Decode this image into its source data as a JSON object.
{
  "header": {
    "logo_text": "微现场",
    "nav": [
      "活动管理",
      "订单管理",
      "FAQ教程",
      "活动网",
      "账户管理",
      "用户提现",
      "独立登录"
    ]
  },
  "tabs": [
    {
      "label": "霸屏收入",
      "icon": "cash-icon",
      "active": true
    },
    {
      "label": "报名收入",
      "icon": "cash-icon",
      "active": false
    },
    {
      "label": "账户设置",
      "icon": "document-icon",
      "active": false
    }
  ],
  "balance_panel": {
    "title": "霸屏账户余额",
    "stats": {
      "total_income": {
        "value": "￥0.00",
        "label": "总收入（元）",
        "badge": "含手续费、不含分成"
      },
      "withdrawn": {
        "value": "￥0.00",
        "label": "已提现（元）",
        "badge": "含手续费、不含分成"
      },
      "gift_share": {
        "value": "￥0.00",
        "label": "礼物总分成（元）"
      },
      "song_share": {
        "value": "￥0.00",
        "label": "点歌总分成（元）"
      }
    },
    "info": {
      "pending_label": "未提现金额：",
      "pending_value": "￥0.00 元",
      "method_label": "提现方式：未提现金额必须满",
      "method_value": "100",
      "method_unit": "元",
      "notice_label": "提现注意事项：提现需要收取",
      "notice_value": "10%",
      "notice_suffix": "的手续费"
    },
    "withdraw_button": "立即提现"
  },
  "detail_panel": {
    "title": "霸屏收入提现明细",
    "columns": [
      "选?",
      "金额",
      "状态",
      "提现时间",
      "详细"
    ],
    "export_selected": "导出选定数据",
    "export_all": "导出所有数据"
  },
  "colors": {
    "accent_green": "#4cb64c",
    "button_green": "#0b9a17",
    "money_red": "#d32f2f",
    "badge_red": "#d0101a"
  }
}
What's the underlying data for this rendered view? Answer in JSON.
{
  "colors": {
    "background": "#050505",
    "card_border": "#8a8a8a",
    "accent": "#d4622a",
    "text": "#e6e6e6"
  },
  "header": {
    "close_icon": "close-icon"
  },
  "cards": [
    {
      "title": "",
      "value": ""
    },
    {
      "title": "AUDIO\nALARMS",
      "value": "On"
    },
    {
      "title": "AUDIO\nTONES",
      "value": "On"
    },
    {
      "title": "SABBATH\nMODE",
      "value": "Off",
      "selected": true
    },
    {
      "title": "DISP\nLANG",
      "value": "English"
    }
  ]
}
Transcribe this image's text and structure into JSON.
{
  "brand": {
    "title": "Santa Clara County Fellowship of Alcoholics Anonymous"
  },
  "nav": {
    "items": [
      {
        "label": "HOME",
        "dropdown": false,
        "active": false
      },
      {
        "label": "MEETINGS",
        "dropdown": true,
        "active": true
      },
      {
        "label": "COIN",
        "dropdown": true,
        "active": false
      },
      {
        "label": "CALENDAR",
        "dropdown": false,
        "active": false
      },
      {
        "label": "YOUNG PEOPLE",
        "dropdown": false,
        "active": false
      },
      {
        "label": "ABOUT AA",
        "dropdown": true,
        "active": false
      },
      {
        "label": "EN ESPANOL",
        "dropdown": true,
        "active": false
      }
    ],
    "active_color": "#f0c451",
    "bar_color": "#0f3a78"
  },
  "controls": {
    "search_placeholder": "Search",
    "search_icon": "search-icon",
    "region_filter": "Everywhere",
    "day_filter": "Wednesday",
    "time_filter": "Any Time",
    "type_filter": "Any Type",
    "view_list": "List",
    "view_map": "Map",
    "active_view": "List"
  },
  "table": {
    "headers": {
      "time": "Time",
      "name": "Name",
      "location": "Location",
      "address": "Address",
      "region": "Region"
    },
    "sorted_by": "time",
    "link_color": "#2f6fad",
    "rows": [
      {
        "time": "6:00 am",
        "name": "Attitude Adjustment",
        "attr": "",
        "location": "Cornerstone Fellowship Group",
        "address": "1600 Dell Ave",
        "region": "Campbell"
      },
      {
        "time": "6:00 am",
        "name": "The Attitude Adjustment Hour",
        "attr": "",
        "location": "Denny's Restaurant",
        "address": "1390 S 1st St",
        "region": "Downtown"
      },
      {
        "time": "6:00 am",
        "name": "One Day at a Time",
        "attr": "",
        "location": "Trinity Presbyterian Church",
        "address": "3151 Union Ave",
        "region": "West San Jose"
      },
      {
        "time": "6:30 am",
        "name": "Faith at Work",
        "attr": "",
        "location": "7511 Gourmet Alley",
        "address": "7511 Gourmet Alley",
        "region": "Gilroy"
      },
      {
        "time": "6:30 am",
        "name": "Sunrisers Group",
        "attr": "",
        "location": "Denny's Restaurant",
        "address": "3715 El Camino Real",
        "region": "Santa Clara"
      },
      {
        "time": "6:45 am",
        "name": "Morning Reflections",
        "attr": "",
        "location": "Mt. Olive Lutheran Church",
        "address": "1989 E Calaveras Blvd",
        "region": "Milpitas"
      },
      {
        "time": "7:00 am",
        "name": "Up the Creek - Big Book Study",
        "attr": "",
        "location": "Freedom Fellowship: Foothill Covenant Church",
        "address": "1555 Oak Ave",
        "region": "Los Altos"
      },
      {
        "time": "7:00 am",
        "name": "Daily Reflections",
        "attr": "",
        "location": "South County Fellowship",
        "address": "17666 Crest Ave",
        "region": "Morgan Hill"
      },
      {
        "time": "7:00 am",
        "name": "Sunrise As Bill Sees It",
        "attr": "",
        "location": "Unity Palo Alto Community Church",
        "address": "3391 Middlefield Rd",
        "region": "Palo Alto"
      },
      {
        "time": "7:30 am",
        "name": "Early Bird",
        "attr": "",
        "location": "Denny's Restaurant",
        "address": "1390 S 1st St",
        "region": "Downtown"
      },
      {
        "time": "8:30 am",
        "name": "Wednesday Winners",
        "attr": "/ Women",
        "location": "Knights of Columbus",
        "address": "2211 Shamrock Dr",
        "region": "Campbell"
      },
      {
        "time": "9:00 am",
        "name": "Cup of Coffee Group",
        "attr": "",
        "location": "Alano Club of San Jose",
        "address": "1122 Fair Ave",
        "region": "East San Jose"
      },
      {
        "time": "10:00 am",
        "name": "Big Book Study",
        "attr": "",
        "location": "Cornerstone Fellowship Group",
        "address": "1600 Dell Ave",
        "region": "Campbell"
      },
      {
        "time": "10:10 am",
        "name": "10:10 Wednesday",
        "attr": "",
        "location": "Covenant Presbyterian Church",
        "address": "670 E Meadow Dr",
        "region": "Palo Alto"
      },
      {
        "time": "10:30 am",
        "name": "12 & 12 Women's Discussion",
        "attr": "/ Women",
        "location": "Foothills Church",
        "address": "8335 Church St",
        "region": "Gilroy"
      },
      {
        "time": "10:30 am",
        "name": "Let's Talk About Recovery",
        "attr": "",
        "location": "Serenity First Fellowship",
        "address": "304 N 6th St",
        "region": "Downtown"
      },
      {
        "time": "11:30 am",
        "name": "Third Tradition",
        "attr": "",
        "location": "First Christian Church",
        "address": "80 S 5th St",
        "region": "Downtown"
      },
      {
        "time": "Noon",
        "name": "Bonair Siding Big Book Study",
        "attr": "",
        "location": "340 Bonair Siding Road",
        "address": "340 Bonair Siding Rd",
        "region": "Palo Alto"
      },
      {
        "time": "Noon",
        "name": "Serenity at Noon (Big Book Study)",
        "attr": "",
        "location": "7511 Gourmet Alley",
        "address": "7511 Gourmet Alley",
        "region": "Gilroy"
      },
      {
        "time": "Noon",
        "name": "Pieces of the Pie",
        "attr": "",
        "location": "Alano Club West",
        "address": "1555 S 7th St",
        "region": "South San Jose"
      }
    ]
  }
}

§ **What you should do**
Write out the listing once more, matching it exactly.

§ **Task answer**
Decode this image into its source data as a JSON object.
{
  "header": {
    "logo_text": "微现场",
    "nav": [
      "活动管理",
      "订单管理",
      "FAQ教程",
      "活动网",
      "账户管理",
      "用户提现",
      "独立登录"
    ]
  },
  "tabs": [
    {
      "label": "霸屏收入",
      "icon": "cash-icon",
      "active": true
    },
    {
      "label": "报名收入",
      "icon": "cash-icon",
      "active": false
    },
    {
      "label": "账户设置",
      "icon": "document-icon",
      "active": false
    }
  ],
  "balance_panel": {
    "title": "霸屏账户余额",
    "stats": {
      "total_income": {
        "value": "￥0.00",
        "label": "总收入（元）",
        "badge": "含手续费、不含分成"
      },
      "withdrawn": {
        "value": "￥0.00",
        "label": "已提现（元）",
        "badge": "含手续费、不含分成"
      },
      "gift_share": {
        "value": "￥0.00",
        "label": "礼物总分成（元）"
      },
      "song_share": {
        "value": "￥0.00",
        "label": "点歌总分成（元）"
      }
    },
    "info": {
      "pending_label": "未提现金额：",
      "pending_value": "￥0.00 元",
      "method_label": "提现方式：未提现金额必须满",
      "method_value": "100",
      "method_unit": "元",
      "notice_label": "提现注意事项：提现需要收取",
      "notice_value": "10%",
      "notice_suffix": "的手续费"
    },
    "withdraw_button": "立即提现"
  },
  "detail_panel": {
    "title": "霸屏收入提现明细",
    "columns": [
      "选?",
      "金额",
      "状态",
      "提现时间",
      "详细"
    ],
    "export_selected": "导出选定数据",
    "export_all": "导出所有数据"
  },
  "colors": {
    "accent_green": "#4cb64c",
    "button_green": "#0b9a17",
    "money_red": "#d32f2f",
    "badge_red": "#d0101a"
  }
}
What's the underlying data for this rendered view? Answer in JSON.
{
  "colors": {
    "background": "#050505",
    "card_border": "#8a8a8a",
    "accent": "#d4622a",
    "text": "#e6e6e6"
  },
  "header": {
    "close_icon": "close-icon"
  },
  "cards": [
    {
      "title": "",
      "value": ""
    },
    {
      "title": "AUDIO\nALARMS",
      "value": "On"
    },
    {
      "title": "AUDIO\nTONES",
      "value": "On"
    },
    {
      "title": "SABBATH\nMODE",
      "value": "Off",
      "selected": true
    },
    {
      "title": "DISP\nLANG",
      "value": "English"
    }
  ]
}
Transcribe this image's text and structure into JSON.
{
  "brand": {
    "title": "Santa Clara County Fellowship of Alcoholics Anonymous"
  },
  "nav": {
    "items": [
      {
        "label": "HOME",
        "dropdown": false,
        "active": false
      },
      {
        "label": "MEETINGS",
        "dropdown": true,
        "active": true
      },
      {
        "label": "COIN",
        "dropdown": true,
        "active": false
      },
      {
        "label": "CALENDAR",
        "dropdown": false,
        "active": false
      },
      {
        "label": "YOUNG PEOPLE",
        "dropdown": false,
        "active": false
      },
      {
        "label": "ABOUT AA",
        "dropdown": true,
        "active": false
      },
      {
        "label": "EN ESPANOL",
        "dropdown": true,
        "active": false
      }
    ],
    "active_color": "#f0c451",
    "bar_color": "#0f3a78"
  },
  "controls": {
    "search_placeholder": "Search",
    "search_icon": "search-icon",
    "region_filter": "Everywhere",
    "day_filter": "Wednesday",
    "time_filter": "Any Time",
    "type_filter": "Any Type",
    "view_list": "List",
    "view_map": "Map",
    "active_view": "List"
  },
  "table": {
    "headers": {
      "time": "Time",
      "name": "Name",
      "location": "Location",
      "address": "Address",
      "region": "Region"
    },
    "sorted_by": "time",
    "link_color": "#2f6fad",
    "rows": [
      {
        "time": "6:00 am",
        "name": "Attitude Adjustment",
        "attr": "",
        "location": "Cornerstone Fellowship Group",
        "address": "1600 Dell Ave",
        "region": "Campbell"
      },
      {
        "time": "6:00 am",
        "name": "The Attitude Adjustment Hour",
        "attr": "",
        "location": "Denny's Restaurant",
        "address": "1390 S 1st St",
        "region": "Downtown"
      },
      {
        "time": "6:00 am",
        "name": "One Day at a Time",
        "attr": "",
        "location": "Trinity Presbyterian Church",
        "address": "3151 Union Ave",
        "region": "West San Jose"
      },
      {
        "time": "6:30 am",
        "name": "Faith at Work",
        "attr": "",
        "location": "7511 Gourmet Alley",
        "address": "7511 Gourmet Alley",
        "region": "Gilroy"
      },
      {
        "time": "6:30 am",
        "name": "Sunrisers Group",
        "attr": "",
        "location": "Denny's Restaurant",
        "address": "3715 El Camino Real",
        "region": "Santa Clara"
      },
      {
        "time": "6:45 am",
        "name": "Morning Reflections",
        "attr": "",
        "location": "Mt. Olive Lutheran Church",
        "address": "1989 E Calaveras Blvd",
        "region": "Milpitas"
      },
      {
        "time": "7:00 am",
        "name": "Up the Creek - Big Book Study",
        "attr": "",
        "location": "Freedom Fellowship: Foothill Covenant Church",
        "address": "1555 Oak Ave",
        "region": "Los Altos"
      },
      {
        "time": "7:00 am",
        "name": "Daily Reflections",
        "attr": "",
        "location": "South County Fellowship",
        "address": "17666 Crest Ave",
        "region": "Morgan Hill"
      },
      {
        "time": "7:00 am",
        "name": "Sunrise As Bill Sees It",
        "attr": "",
        "location": "Unity Palo Alto Community Church",
        "address": "3391 Middlefield Rd",
        "region": "Palo Alto"
      },
      {
        "time": "7:30 am",
        "name": "Early Bird",
        "attr": "",
        "location": "Denny's Restaurant",
        "address": "1390 S 1st St",
        "region": "Downtown"
      },
      {
        "time": "8:30 am",
        "name": "Wednesday Winners",
        "attr": "/ Women",
        "location": "Knights of Columbus",
        "address": "2211 Shamrock Dr",
        "region": "Campbell"
      },
      {
        "time": "9:00 am",
        "name": "Cup of Coffee Group",
        "attr": "",
        "location": "Alano Club of San Jose",
        "address": "1122 Fair Ave",
        "region": "East San Jose"
      },
      {
        "time": "10:00 am",
        "name": "Big Book Study",
        "attr": "",
        "location": "Cornerstone Fellowship Group",
        "address": "1600 Dell Ave",
        "region": "Campbell"
      },
      {
        "time": "10:10 am",
        "name": "10:10 Wednesday",
        "attr": "",
        "location": "Covenant Presbyterian Church",
        "address": "670 E Meadow Dr",
        "region": "Palo Alto"
      },
      {
        "time": "10:30 am",
        "name": "12 & 12 Women's Discussion",
        "attr": "/ Women",
        "location": "Foothills Church",
        "address": "8335 Church St",
        "region": "Gilroy"
      },
      {
        "time": "10:30 am",
        "name": "Let's Talk About Recovery",
        "attr": "",
        "location": "Serenity First Fellowship",
        "address": "304 N 6th St",
        "region": "Downtown"
      },
      {
        "time": "11:30 am",
        "name": "Third Tradition",
        "attr": "",
        "location": "First Christian Church",
        "address": "80 S 5th St",
        "region": "Downtown"
      },
      {
        "time": "Noon",
        "name": "Bonair Siding Big Book Study",
        "attr": "",
        "location": "340 Bonair Siding Road",
        "address": "340 Bonair Siding Rd",
        "region": "Palo Alto"
      },
      {
        "time": "Noon",
        "name": "Serenity at Noon (Big Book Study)",
        "attr": "",
        "location": "7511 Gourmet Alley",
        "address": "7511 Gourmet Alley",
        "region": "Gilroy"
      },
      {
        "time": "Noon",
        "name": "Pieces of the Pie",
        "attr": "",
        "location": "Alano Club West",
        "address": "1555 S 7th St",
        "region": "South San Jose"
      }
    ]
  }
}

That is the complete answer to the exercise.